■ Written instruction ■
Identify all lines below that hold "from" and collect them.

■ Dataset extract ■
%%

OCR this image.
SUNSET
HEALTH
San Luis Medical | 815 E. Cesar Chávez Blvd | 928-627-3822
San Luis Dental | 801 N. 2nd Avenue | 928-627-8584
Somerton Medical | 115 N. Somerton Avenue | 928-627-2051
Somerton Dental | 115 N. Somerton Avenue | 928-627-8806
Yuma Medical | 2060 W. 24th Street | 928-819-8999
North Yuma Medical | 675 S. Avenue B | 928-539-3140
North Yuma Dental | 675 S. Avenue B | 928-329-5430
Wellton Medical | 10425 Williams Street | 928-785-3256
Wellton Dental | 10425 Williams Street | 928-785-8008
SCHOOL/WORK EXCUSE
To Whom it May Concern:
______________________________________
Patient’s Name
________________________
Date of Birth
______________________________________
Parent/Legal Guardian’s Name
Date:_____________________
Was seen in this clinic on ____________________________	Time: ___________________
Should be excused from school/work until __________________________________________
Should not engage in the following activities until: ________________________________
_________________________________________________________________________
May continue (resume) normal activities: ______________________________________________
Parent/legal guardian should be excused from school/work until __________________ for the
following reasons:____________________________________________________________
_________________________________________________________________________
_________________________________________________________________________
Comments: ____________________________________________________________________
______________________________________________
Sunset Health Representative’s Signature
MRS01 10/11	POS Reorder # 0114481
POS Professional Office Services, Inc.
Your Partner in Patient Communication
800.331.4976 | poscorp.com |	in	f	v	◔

%%
%%

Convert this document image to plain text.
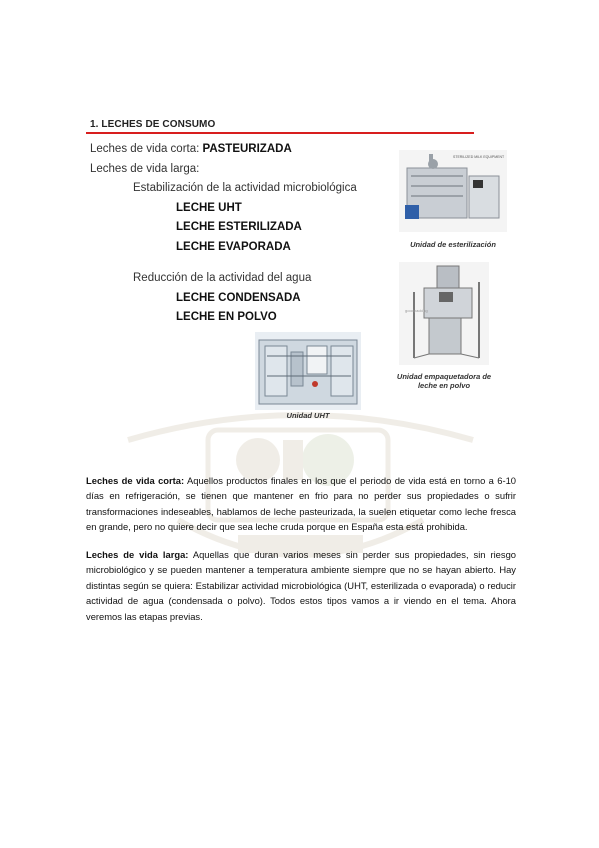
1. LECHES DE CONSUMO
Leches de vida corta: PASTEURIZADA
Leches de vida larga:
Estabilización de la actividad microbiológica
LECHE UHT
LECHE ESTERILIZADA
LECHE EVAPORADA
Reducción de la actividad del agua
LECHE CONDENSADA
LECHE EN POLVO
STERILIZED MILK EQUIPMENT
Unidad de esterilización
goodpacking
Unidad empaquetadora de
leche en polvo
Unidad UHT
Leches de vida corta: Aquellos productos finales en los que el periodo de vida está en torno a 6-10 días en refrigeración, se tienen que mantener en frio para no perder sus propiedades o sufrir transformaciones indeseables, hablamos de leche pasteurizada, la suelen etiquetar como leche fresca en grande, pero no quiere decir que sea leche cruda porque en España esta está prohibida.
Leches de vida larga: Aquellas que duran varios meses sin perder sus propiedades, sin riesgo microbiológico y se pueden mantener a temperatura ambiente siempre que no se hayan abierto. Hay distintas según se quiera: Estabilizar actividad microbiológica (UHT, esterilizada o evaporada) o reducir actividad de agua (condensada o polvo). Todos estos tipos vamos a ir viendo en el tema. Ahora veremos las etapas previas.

%%

■ Task output ■
Should be excused from school/work until __________________________________________
Parent/legal guardian should be excused from school/work until __________________ for the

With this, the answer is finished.